Task description:
Using the listing below, please gather every line containing the word "고명으로".

Provided data:
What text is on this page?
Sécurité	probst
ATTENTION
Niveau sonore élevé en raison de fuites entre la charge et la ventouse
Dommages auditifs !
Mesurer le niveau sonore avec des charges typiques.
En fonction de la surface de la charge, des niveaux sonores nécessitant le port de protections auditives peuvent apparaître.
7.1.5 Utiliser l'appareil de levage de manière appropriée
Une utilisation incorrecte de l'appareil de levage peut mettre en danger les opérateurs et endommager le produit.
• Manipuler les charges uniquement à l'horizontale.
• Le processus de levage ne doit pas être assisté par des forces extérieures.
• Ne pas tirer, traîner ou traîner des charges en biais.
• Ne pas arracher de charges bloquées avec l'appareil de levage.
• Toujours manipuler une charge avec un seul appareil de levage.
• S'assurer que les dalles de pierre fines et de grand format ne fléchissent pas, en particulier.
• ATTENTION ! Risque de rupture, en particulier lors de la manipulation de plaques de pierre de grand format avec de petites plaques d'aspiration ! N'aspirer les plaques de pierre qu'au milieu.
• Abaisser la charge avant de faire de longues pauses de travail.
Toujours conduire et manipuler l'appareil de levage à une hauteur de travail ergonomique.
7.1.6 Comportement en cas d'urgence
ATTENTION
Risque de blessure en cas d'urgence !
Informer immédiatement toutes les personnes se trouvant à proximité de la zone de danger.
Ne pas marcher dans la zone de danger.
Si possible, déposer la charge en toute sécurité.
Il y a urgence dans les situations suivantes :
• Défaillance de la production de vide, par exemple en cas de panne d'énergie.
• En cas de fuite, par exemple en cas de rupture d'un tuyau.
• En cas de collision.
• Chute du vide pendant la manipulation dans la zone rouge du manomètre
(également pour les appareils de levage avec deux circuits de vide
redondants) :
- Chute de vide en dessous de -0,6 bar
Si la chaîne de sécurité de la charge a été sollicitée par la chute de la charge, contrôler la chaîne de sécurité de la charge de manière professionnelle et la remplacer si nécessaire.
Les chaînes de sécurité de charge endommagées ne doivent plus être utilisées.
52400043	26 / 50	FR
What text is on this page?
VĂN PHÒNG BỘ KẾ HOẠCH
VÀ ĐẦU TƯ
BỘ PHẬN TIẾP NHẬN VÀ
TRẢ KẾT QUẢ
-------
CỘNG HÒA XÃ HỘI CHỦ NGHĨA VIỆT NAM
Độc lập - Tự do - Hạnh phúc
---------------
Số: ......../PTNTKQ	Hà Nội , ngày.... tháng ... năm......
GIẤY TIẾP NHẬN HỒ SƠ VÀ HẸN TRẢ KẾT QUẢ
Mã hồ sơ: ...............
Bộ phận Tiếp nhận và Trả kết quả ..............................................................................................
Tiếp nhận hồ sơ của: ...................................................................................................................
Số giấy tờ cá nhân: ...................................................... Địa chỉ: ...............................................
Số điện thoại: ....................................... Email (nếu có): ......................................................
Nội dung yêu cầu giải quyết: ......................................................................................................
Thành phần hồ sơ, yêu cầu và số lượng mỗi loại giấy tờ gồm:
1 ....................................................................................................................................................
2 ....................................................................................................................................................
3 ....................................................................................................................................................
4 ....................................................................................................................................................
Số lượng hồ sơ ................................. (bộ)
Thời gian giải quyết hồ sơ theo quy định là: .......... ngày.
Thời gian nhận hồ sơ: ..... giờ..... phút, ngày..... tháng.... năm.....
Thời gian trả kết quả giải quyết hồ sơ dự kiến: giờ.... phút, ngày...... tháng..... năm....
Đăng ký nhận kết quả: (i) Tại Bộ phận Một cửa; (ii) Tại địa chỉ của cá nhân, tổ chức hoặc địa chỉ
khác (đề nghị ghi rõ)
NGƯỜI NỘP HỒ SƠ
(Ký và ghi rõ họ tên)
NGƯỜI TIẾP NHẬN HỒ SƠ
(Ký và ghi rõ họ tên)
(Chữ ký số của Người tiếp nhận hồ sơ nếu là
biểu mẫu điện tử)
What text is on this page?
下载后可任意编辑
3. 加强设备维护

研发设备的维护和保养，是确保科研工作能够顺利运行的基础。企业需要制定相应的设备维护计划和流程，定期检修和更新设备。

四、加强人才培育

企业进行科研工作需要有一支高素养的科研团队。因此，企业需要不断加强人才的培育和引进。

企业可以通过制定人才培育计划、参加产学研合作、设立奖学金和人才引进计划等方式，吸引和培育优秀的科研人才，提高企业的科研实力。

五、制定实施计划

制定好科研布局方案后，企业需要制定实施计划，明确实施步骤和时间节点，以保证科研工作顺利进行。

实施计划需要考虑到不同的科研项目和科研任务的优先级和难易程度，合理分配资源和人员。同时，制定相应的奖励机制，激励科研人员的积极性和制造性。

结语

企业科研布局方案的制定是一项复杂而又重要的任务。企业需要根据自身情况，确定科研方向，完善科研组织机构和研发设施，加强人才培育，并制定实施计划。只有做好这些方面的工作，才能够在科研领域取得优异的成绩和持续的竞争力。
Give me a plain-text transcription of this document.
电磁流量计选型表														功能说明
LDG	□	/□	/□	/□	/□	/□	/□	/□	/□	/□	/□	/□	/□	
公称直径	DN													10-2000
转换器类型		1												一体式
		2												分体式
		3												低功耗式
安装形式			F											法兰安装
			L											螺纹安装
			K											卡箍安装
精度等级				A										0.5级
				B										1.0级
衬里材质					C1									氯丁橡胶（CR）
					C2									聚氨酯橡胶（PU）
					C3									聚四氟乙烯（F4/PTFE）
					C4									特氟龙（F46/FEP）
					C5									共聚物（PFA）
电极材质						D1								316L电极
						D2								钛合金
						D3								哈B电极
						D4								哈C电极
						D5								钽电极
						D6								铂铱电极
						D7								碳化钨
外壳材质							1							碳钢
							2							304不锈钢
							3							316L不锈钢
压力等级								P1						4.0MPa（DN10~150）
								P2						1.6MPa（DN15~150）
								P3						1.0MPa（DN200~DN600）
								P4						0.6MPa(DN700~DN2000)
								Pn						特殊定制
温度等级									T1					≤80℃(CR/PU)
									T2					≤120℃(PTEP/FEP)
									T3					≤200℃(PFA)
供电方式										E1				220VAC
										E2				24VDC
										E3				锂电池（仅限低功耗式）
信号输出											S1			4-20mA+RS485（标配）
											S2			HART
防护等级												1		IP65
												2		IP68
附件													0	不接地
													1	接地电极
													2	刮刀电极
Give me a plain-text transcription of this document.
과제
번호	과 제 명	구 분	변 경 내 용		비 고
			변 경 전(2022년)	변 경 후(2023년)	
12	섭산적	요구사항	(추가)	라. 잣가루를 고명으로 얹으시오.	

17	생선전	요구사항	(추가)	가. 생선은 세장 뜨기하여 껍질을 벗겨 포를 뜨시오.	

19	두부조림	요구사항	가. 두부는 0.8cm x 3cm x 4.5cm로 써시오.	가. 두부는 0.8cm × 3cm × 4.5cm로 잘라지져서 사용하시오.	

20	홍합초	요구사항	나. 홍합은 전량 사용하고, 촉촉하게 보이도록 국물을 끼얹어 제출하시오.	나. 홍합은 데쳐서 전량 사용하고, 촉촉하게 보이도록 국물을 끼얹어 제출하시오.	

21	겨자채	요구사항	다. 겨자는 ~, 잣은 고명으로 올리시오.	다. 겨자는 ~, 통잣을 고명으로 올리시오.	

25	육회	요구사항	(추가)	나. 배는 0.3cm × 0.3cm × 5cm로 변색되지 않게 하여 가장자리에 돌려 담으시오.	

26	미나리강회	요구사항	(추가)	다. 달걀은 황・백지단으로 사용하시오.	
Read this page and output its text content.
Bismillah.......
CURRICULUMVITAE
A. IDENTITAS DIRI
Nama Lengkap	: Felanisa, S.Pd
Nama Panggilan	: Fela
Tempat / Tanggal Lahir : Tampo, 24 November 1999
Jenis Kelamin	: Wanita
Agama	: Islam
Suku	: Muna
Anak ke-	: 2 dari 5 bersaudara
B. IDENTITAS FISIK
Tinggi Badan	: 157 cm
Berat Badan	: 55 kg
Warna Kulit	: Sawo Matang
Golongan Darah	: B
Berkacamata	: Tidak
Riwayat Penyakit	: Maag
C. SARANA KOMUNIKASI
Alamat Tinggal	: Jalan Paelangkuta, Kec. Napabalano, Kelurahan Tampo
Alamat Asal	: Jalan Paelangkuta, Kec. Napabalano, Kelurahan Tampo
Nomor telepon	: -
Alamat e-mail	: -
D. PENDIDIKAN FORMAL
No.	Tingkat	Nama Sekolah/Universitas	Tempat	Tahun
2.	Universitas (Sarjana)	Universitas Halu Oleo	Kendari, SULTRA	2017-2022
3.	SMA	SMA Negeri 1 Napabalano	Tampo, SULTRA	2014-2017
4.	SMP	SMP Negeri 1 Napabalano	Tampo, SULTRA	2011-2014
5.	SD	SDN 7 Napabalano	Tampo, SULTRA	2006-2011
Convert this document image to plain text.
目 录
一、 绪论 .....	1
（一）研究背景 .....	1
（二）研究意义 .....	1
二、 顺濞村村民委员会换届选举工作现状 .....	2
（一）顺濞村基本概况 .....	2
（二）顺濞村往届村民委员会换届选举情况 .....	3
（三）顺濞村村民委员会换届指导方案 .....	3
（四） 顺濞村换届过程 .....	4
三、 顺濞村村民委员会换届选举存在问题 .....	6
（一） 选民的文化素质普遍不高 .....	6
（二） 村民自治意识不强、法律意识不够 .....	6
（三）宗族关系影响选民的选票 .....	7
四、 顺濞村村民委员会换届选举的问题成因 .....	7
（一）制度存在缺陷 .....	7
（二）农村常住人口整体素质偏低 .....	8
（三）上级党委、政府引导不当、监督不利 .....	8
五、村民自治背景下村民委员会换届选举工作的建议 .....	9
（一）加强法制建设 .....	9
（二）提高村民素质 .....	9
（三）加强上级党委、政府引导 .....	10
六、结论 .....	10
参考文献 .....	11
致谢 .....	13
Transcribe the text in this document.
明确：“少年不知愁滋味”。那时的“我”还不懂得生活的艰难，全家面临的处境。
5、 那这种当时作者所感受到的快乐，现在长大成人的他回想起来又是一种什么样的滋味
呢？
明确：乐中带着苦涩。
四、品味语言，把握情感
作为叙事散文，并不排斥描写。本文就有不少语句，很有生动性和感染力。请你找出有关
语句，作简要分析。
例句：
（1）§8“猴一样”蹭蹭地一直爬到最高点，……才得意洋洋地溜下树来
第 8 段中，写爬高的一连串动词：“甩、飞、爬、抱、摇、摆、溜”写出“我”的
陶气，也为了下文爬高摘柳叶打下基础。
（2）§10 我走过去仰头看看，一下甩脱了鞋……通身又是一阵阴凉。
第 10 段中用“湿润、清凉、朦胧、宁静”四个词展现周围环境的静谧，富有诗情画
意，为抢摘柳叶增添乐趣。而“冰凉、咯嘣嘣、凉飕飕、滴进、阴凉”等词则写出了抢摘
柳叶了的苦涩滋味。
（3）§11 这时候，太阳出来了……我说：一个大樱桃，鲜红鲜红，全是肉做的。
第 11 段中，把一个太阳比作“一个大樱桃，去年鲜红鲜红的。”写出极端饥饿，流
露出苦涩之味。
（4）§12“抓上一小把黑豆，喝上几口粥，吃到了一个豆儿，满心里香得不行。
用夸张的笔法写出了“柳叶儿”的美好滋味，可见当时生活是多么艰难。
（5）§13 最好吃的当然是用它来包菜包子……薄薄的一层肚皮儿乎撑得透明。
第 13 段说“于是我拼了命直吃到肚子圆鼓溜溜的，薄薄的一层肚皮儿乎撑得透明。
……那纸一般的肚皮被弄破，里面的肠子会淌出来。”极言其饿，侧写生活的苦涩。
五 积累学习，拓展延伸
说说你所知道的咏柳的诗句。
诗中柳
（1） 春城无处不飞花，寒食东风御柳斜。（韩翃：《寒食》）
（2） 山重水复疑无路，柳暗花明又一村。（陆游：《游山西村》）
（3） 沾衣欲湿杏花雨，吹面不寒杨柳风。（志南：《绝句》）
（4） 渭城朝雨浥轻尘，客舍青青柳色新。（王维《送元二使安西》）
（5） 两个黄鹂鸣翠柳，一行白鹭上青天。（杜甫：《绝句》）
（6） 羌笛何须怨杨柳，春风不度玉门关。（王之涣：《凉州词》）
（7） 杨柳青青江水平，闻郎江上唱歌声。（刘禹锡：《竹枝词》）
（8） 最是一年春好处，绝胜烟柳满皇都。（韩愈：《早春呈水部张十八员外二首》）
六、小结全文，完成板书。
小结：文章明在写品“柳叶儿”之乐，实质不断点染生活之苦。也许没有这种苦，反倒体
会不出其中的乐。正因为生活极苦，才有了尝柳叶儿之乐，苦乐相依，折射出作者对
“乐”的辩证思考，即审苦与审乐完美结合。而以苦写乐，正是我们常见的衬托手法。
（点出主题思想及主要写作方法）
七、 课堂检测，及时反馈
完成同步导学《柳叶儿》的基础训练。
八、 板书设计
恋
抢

Result:
12	섭산적	요구사항	(추가)	라. 잣가루를 고명으로 얹으시오.	
21	겨자채	요구사항	다. 겨자는 ~, 잣은 고명으로 올리시오.	다. 겨자는 ~, 통잣을 고명으로 올리시오.	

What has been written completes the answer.